TASK STATEMENT →
Lines that include the word "image" are the ones to copy.

----------------------------------------

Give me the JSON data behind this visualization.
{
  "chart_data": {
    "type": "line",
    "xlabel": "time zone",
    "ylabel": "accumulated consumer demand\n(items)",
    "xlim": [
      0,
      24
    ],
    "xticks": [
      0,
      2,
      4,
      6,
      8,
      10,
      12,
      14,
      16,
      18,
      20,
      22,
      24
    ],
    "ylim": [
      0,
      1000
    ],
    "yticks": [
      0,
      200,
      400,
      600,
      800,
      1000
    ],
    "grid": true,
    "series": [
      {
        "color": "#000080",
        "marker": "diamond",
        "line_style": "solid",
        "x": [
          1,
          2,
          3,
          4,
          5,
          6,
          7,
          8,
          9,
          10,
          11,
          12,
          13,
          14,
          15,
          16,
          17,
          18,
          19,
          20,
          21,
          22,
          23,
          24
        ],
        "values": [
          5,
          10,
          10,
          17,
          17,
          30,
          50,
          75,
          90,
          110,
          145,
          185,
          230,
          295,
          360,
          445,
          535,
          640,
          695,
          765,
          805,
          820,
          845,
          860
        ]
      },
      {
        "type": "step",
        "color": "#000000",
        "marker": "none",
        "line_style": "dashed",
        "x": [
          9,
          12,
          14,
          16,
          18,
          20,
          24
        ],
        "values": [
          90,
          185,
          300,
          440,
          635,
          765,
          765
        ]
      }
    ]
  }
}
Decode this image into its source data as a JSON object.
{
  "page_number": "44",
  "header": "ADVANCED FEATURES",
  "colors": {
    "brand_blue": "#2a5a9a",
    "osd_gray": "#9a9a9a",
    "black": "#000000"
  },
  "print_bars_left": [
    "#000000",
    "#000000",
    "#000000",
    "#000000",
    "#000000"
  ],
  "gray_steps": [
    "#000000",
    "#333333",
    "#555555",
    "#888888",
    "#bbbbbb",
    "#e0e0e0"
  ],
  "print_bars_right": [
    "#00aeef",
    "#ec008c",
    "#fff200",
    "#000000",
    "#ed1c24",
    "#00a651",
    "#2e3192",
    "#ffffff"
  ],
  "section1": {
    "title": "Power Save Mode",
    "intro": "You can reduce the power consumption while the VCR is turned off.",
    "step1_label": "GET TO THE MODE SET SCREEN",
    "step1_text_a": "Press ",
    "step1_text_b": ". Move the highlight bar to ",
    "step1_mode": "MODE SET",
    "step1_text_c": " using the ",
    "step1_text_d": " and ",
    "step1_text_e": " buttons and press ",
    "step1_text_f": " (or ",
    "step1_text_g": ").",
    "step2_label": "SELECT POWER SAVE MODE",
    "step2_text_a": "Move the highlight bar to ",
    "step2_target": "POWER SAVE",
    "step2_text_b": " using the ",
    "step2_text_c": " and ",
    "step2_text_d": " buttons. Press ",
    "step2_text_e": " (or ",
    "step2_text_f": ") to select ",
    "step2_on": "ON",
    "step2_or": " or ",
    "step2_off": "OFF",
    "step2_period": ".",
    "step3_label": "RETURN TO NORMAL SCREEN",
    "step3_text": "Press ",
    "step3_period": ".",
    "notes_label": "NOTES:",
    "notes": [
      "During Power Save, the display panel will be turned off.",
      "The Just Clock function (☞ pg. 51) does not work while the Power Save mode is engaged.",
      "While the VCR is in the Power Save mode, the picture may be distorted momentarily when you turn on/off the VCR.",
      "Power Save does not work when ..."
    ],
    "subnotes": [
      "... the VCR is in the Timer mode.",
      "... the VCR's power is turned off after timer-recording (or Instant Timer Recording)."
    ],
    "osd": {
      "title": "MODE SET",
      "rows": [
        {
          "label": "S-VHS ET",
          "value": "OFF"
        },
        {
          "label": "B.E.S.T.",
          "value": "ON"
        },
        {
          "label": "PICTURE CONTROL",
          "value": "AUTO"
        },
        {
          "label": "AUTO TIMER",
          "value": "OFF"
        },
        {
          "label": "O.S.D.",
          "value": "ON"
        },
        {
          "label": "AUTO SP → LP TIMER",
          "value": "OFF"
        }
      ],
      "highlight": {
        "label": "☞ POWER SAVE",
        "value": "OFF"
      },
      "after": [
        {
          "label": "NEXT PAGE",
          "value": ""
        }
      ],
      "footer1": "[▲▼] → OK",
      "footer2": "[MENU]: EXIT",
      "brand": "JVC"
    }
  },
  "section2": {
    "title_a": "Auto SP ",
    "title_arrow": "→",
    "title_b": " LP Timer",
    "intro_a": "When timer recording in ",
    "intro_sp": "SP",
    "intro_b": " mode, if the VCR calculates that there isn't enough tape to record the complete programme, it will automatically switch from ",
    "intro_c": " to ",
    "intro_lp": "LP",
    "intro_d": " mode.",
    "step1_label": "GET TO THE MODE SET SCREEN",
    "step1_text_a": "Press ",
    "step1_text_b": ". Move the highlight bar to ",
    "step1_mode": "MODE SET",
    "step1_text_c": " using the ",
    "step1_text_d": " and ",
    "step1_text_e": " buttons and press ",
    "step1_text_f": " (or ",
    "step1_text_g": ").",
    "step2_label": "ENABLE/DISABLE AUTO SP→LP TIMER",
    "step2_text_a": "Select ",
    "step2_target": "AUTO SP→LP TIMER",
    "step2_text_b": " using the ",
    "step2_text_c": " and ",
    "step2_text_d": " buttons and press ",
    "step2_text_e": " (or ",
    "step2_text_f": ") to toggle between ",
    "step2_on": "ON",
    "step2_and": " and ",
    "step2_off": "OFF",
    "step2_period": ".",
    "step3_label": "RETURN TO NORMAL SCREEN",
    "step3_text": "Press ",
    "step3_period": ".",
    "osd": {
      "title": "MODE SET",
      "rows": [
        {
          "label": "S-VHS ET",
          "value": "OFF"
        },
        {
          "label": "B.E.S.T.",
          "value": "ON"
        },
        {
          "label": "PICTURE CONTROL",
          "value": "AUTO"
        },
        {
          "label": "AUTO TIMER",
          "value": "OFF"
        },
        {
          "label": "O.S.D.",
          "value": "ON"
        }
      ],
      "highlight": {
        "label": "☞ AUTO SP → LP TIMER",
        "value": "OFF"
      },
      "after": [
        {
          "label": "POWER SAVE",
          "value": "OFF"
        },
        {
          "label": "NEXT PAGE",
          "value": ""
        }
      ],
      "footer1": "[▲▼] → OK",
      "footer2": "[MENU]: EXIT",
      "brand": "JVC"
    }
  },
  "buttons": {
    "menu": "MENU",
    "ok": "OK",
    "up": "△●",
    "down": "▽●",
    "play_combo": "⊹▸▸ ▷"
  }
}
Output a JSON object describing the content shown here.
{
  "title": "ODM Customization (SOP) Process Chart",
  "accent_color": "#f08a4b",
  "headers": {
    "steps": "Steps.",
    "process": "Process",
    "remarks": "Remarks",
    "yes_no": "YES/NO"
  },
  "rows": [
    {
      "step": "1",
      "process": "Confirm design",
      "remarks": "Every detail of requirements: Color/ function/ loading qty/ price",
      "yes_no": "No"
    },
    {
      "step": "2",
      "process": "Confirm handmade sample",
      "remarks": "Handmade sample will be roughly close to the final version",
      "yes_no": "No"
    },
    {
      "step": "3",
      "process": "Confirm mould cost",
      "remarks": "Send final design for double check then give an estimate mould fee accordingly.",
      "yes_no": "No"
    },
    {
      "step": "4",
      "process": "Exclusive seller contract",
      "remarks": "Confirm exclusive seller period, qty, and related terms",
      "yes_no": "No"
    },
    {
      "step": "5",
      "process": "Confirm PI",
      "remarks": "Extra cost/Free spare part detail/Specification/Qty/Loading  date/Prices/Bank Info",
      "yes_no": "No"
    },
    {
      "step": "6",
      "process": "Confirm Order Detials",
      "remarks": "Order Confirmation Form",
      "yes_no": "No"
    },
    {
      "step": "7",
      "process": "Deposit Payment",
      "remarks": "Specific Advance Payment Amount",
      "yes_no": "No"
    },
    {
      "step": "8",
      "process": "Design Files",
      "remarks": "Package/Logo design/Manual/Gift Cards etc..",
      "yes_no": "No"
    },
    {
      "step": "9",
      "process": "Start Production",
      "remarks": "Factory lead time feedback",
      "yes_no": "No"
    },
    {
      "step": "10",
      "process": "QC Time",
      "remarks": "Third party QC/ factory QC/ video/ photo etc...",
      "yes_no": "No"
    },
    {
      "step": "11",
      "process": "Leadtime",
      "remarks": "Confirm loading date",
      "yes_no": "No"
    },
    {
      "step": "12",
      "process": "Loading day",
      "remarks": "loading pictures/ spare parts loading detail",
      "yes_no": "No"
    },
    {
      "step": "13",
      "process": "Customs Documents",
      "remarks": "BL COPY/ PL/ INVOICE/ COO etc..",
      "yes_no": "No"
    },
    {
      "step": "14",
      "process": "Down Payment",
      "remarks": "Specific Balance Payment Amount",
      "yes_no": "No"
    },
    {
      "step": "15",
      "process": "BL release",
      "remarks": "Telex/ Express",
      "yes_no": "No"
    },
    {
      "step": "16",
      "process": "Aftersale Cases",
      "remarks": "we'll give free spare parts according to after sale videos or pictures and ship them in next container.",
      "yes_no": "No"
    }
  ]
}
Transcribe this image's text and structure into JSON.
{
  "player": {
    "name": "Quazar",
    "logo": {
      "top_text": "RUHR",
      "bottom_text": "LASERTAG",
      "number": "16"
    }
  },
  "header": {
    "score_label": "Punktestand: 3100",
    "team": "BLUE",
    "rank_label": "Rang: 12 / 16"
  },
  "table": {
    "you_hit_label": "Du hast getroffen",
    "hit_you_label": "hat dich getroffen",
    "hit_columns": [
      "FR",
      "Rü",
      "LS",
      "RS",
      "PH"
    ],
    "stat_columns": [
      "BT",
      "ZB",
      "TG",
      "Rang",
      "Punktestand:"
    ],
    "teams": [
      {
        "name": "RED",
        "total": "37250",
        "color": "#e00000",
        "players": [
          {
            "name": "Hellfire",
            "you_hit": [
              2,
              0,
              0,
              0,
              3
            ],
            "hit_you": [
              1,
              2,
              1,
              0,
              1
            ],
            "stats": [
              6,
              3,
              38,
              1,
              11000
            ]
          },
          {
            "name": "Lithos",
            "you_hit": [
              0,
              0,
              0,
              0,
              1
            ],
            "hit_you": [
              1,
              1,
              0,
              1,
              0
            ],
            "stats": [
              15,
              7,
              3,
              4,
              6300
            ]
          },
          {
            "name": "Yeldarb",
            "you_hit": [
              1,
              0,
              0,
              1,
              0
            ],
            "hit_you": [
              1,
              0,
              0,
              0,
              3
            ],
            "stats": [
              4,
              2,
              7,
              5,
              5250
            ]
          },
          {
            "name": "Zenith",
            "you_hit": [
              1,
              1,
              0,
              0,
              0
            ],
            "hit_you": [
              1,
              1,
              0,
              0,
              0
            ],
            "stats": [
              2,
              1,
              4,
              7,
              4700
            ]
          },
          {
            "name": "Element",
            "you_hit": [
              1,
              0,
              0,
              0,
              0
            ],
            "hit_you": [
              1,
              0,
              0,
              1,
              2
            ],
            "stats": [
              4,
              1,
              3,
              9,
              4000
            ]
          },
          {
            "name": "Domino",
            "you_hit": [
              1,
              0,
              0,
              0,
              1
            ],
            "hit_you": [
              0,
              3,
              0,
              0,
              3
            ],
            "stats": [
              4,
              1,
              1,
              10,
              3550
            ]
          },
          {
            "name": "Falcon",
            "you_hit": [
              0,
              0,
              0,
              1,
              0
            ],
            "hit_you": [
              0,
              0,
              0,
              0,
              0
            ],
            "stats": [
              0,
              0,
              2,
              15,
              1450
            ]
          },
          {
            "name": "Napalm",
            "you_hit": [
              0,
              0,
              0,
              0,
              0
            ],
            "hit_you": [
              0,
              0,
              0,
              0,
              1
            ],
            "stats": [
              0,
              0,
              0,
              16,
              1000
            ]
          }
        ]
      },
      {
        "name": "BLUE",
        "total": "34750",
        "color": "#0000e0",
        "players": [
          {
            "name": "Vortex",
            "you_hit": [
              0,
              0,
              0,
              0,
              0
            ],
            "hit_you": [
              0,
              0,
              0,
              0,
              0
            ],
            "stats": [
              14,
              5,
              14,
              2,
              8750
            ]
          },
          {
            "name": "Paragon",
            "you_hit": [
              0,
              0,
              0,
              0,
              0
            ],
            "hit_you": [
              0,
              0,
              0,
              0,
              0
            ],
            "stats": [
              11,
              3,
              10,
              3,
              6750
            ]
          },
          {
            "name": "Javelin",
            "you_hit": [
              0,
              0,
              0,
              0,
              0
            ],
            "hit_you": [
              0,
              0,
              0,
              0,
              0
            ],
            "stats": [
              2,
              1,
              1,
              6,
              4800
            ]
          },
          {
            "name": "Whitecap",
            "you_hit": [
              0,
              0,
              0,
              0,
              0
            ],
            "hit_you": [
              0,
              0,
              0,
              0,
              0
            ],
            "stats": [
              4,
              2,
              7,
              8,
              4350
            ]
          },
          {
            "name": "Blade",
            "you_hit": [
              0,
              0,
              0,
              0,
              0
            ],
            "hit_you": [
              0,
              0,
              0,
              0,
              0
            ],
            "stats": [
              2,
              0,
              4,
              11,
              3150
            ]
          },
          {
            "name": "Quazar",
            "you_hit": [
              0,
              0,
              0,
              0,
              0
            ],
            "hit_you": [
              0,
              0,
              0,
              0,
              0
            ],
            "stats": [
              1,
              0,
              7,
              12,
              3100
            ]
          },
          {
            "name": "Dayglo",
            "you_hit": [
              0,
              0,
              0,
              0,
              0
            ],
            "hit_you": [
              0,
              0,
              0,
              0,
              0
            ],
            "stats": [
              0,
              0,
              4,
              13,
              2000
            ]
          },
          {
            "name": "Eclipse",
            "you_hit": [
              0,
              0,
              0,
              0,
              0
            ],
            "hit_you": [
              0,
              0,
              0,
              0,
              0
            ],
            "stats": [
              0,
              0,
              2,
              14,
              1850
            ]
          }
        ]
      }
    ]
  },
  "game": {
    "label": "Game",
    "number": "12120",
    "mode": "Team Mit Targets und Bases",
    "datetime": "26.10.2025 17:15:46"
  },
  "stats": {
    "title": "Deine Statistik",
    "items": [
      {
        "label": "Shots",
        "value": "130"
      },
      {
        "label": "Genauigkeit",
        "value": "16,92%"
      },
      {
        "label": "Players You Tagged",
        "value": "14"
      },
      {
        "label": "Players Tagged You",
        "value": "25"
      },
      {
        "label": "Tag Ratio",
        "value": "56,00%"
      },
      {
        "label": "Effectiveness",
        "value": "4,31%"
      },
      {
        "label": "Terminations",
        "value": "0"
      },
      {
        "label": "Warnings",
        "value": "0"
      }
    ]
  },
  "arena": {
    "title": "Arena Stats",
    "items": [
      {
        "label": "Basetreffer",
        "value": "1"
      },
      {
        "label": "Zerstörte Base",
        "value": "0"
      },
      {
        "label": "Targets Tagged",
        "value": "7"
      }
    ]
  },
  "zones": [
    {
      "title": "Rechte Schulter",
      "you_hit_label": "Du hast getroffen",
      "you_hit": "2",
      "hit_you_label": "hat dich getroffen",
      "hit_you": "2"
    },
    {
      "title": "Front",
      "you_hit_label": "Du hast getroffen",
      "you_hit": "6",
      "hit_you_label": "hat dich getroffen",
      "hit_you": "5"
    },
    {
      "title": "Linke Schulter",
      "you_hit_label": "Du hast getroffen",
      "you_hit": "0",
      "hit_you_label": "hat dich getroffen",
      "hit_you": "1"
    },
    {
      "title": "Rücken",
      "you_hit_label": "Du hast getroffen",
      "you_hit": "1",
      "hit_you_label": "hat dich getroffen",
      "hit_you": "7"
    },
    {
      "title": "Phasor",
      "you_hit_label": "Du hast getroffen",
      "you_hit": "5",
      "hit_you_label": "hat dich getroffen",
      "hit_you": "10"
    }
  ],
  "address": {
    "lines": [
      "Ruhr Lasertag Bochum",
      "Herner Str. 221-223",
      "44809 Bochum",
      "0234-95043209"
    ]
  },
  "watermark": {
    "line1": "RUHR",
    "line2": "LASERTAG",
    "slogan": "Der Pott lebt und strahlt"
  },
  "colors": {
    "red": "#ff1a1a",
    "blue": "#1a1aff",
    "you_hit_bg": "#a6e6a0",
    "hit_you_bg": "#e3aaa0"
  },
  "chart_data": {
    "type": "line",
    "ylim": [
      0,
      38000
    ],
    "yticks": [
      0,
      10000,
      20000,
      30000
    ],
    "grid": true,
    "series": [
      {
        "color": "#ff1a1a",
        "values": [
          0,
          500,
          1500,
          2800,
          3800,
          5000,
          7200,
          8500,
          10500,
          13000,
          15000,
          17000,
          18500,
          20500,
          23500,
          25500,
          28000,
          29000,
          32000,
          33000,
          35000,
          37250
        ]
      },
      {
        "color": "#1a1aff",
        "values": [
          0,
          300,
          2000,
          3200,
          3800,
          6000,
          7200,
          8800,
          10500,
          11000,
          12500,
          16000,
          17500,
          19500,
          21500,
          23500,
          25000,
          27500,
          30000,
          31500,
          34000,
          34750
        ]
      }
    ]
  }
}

----------------------------------------

ANSWER IN FULL →
Decode this image into its source data as a JSON object.
Transcribe this image's text and structure into JSON.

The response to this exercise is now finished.